(Items from a figure collection)
──────────────────────────────
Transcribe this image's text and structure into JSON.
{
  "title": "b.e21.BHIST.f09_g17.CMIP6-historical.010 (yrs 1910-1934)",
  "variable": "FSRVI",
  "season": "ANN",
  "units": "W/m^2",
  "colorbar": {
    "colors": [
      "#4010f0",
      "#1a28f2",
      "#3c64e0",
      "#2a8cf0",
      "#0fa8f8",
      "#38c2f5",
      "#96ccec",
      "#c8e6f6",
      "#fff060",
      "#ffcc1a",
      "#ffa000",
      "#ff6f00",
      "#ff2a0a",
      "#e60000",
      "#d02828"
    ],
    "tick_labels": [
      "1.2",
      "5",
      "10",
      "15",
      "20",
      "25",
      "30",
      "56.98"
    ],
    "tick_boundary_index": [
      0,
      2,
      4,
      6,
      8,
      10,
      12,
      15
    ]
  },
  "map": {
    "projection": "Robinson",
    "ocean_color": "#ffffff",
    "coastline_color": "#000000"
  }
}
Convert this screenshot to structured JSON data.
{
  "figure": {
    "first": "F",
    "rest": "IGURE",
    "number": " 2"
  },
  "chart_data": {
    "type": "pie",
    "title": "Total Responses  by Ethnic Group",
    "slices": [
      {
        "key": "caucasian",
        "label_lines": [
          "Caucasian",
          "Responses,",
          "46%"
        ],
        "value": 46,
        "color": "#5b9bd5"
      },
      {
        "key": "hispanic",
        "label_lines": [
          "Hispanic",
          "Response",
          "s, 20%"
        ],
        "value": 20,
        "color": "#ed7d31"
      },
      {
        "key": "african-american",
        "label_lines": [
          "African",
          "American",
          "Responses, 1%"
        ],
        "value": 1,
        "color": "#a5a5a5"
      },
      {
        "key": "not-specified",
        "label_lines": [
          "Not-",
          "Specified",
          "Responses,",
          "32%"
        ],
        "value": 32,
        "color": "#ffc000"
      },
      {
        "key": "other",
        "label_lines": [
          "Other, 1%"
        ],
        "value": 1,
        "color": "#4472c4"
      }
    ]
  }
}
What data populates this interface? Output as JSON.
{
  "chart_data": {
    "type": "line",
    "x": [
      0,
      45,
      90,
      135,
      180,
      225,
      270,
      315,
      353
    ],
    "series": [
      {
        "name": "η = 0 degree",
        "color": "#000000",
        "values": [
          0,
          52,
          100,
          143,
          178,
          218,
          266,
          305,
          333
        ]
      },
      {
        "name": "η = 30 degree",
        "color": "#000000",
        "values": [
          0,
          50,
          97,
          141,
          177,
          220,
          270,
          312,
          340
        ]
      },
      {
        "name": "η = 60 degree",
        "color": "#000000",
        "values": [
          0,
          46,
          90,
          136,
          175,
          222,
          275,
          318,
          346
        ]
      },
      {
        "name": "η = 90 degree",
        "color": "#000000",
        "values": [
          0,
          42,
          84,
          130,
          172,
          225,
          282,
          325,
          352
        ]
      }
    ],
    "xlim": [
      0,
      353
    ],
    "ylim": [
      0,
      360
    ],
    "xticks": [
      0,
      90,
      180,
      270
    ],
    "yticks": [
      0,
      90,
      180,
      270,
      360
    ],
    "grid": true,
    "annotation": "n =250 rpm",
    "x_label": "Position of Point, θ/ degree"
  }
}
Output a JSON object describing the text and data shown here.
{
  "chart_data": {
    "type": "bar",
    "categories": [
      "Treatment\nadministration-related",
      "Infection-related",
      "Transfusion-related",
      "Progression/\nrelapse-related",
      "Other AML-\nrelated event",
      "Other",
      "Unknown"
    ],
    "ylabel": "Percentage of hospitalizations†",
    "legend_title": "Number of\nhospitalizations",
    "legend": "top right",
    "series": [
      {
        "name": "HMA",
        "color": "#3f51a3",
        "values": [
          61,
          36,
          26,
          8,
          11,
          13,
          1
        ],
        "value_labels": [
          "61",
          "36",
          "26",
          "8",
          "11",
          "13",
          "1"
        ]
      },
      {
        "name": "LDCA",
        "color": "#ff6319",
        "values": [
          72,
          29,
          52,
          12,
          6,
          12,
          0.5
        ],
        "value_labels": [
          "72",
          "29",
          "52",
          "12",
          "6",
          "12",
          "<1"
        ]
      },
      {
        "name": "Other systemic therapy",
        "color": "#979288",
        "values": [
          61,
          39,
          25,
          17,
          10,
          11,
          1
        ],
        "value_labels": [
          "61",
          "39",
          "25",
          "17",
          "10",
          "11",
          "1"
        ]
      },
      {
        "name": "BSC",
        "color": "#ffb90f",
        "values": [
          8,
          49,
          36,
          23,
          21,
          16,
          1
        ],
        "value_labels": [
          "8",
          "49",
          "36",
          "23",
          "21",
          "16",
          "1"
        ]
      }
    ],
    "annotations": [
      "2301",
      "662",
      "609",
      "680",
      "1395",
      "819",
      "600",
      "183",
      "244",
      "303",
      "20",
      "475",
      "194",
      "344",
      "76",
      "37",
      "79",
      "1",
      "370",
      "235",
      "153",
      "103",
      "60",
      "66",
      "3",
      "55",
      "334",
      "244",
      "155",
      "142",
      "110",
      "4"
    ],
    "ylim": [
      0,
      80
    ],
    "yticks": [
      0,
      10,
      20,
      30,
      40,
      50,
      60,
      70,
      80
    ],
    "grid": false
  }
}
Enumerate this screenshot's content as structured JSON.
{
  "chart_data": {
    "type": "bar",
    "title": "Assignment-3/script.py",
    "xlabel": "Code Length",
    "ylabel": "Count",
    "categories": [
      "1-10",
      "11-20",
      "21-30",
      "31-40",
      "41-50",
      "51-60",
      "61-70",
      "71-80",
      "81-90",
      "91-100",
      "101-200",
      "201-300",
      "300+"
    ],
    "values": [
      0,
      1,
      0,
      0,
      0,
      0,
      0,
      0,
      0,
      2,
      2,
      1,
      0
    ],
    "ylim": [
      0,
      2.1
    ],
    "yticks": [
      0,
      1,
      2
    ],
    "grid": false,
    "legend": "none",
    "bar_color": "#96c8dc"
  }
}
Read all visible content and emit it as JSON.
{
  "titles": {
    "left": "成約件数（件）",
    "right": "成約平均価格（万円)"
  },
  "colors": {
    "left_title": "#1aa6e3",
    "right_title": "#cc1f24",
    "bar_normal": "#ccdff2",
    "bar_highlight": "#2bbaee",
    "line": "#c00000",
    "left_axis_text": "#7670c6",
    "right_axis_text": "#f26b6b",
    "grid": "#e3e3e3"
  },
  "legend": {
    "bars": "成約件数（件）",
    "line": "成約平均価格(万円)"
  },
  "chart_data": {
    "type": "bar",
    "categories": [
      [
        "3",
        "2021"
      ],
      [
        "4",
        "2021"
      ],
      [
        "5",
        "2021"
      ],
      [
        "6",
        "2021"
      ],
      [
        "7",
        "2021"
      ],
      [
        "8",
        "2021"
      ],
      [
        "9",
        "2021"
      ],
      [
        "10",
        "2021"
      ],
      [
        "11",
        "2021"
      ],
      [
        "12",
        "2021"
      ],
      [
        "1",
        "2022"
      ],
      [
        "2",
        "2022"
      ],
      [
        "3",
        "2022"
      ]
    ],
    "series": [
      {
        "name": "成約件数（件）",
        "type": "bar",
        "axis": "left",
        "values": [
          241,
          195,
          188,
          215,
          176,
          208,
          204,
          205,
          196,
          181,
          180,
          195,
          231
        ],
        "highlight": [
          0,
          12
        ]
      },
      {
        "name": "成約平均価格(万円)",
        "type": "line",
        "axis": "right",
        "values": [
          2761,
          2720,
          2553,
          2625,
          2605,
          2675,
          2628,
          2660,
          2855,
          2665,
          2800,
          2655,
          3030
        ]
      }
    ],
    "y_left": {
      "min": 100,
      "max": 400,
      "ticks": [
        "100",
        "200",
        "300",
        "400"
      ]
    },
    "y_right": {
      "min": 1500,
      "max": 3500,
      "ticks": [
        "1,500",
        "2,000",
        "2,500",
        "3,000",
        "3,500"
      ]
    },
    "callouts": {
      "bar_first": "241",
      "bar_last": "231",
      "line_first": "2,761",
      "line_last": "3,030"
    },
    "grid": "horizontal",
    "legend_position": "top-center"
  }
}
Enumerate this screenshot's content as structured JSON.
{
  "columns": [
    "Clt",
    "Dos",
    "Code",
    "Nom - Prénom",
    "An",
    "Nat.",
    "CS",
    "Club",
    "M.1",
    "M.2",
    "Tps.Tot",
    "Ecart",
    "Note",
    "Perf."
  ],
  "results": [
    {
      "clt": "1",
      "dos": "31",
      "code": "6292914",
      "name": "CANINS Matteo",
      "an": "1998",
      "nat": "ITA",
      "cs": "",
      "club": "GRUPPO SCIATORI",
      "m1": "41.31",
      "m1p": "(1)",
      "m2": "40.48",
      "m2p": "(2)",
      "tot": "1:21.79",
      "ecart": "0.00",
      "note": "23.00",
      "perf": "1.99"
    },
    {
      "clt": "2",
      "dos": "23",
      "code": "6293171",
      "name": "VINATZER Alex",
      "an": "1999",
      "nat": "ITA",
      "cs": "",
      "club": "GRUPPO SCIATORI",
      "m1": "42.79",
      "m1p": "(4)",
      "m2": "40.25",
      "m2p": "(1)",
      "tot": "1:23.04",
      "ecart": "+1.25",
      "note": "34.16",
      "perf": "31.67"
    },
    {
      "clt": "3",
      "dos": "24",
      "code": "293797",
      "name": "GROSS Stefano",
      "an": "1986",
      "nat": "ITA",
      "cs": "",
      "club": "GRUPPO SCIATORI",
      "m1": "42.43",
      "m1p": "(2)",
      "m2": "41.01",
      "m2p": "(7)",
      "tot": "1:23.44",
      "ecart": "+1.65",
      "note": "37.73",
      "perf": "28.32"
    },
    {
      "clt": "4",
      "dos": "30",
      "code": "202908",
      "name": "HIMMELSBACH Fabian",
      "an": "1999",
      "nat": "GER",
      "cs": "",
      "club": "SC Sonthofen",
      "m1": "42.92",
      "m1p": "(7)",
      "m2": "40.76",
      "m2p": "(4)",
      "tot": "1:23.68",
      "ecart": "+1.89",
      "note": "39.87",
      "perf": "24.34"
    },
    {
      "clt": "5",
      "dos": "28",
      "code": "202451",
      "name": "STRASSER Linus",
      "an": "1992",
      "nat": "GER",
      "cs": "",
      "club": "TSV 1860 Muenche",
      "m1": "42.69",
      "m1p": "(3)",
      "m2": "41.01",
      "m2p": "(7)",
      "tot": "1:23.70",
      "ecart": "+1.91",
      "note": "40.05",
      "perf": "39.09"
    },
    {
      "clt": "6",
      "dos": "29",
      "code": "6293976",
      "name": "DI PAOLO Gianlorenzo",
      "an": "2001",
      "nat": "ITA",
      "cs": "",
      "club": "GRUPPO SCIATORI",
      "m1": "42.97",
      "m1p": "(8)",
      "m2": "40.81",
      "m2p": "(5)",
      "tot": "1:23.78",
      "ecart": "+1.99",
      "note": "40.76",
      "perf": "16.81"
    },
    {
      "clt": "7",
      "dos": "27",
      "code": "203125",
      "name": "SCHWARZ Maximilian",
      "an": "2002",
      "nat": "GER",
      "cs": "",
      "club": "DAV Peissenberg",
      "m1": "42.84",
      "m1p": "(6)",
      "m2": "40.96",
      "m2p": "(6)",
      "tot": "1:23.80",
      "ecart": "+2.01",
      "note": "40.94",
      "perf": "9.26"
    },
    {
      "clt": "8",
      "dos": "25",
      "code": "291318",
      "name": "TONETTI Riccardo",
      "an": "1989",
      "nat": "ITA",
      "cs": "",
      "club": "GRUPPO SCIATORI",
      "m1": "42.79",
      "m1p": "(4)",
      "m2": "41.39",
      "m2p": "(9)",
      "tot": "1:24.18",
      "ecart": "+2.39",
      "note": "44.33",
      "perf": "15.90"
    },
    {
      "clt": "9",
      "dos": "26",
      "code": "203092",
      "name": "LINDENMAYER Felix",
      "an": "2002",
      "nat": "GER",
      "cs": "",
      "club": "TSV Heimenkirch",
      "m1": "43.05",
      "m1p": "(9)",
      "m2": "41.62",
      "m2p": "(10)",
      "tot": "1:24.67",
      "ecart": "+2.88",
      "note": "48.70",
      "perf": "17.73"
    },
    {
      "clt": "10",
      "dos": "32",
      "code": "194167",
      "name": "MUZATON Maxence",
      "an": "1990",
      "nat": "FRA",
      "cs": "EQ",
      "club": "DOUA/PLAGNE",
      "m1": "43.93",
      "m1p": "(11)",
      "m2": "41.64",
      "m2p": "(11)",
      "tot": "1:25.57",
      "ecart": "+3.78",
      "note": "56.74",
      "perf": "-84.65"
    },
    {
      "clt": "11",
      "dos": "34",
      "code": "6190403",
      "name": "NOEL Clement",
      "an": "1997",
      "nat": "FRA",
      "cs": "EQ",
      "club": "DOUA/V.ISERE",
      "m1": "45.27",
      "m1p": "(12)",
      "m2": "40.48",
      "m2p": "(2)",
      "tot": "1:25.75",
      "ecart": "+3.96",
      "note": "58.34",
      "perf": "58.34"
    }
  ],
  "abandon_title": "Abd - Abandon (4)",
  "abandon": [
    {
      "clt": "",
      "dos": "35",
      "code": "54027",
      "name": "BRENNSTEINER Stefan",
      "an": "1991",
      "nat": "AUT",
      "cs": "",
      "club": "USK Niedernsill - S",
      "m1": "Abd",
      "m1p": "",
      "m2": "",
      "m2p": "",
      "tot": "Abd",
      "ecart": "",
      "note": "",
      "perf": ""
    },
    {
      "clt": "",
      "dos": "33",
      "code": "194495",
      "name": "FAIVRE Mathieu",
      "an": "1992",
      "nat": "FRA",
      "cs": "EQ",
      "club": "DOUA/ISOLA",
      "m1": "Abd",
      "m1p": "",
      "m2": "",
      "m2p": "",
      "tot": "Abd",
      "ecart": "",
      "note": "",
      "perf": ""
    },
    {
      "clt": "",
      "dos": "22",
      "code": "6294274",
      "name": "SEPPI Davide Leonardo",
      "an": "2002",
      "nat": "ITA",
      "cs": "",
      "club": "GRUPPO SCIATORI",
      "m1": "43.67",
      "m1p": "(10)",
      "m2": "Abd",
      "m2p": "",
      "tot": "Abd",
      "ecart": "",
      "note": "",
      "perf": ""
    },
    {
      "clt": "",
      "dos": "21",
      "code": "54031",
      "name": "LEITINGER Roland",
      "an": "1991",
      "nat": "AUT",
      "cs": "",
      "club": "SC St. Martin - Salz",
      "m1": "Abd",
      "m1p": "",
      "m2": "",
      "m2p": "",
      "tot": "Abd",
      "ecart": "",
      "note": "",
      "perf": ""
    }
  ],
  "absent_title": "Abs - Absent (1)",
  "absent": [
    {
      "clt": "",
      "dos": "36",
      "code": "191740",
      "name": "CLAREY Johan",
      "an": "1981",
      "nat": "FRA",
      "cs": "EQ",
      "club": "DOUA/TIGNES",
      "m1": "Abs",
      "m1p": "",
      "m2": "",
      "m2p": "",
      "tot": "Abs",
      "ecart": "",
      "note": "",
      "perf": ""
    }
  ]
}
──────────────────────────────
■ Your task ■
Identify and copy the lines holding the word "degree".

■ Task answer ■
        "name": "η = 0 degree",
        "name": "η = 30 degree",
        "name": "η = 60 degree",
        "name": "η = 90 degree",
    "x_label": "Position of Point, θ/ degree"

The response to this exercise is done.